§ **Objective**: Copy each line below exactly and leave the pictures out.

§ **The input**:
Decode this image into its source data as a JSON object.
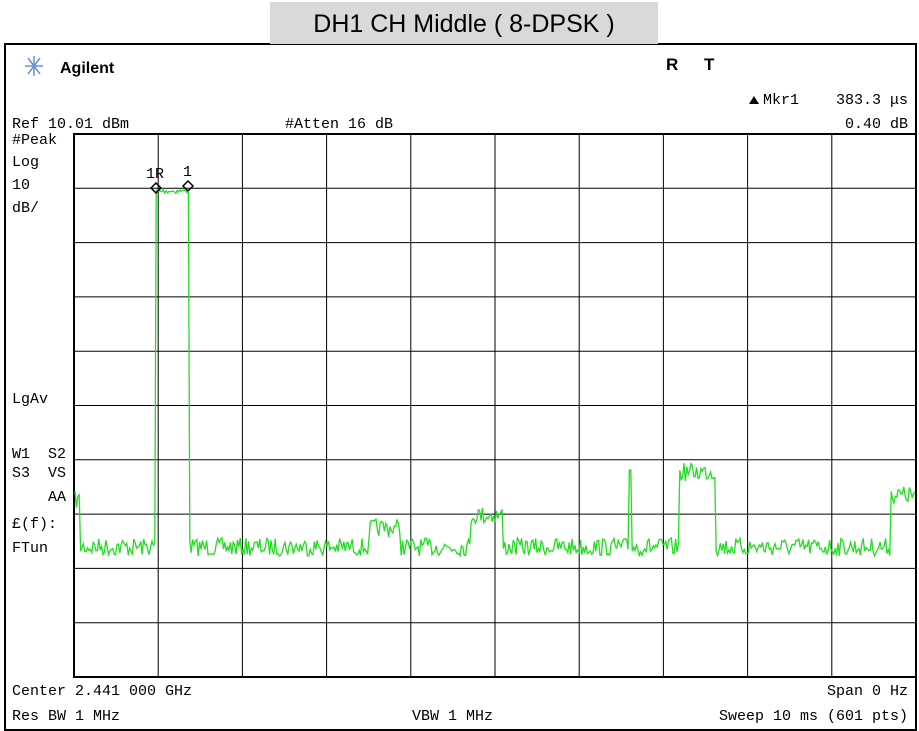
{
  "title": "DH1 CH Middle ( 8-DPSK )",
  "header": {
    "brand": "Agilent",
    "flag_r": "R",
    "flag_t": "T",
    "marker_name": "Mkr1",
    "marker_time": "383.3 μs",
    "marker_level": "0.40 dB",
    "ref": "Ref 10.01 dBm",
    "atten": "#Atten 16 dB"
  },
  "side_labels": [
    "#Peak",
    "Log",
    "10",
    "dB/",
    "LgAv",
    "W1  S2",
    "S3  VS",
    "AA",
    "£(f):",
    "FTun"
  ],
  "trace_markers": [
    "1R",
    "1"
  ],
  "footer": {
    "center": "Center 2.441 000 GHz",
    "span": "Span 0 Hz",
    "rbw": "Res BW 1 MHz",
    "vbw": "VBW 1 MHz",
    "sweep": "Sweep 10 ms (601 pts)"
  }
}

§ **Reply**:
Decode this image into its source data as a JSON object.
{
  "title": "DH1 CH Middle ( 8-DPSK )",
  "header": {
    "brand": "Agilent",
    "flag_r": "R",
    "flag_t": "T",
    "marker_name": "Mkr1",
    "marker_time": "383.3 μs",
    "marker_level": "0.40 dB",
    "ref": "Ref 10.01 dBm",
    "atten": "#Atten 16 dB"
  },
  "side_labels": [
    "#Peak",
    "Log",
    "10",
    "dB/",
    "LgAv",
    "W1  S2",
    "S3  VS",
    "AA",
    "£(f):",
    "FTun"
  ],
  "trace_markers": [
    "1R",
    "1"
  ],
  "footer": {
    "center": "Center 2.441 000 GHz",
    "span": "Span 0 Hz",
    "rbw": "Res BW 1 MHz",
    "vbw": "VBW 1 MHz",
    "sweep": "Sweep 10 ms (601 pts)"
  }
}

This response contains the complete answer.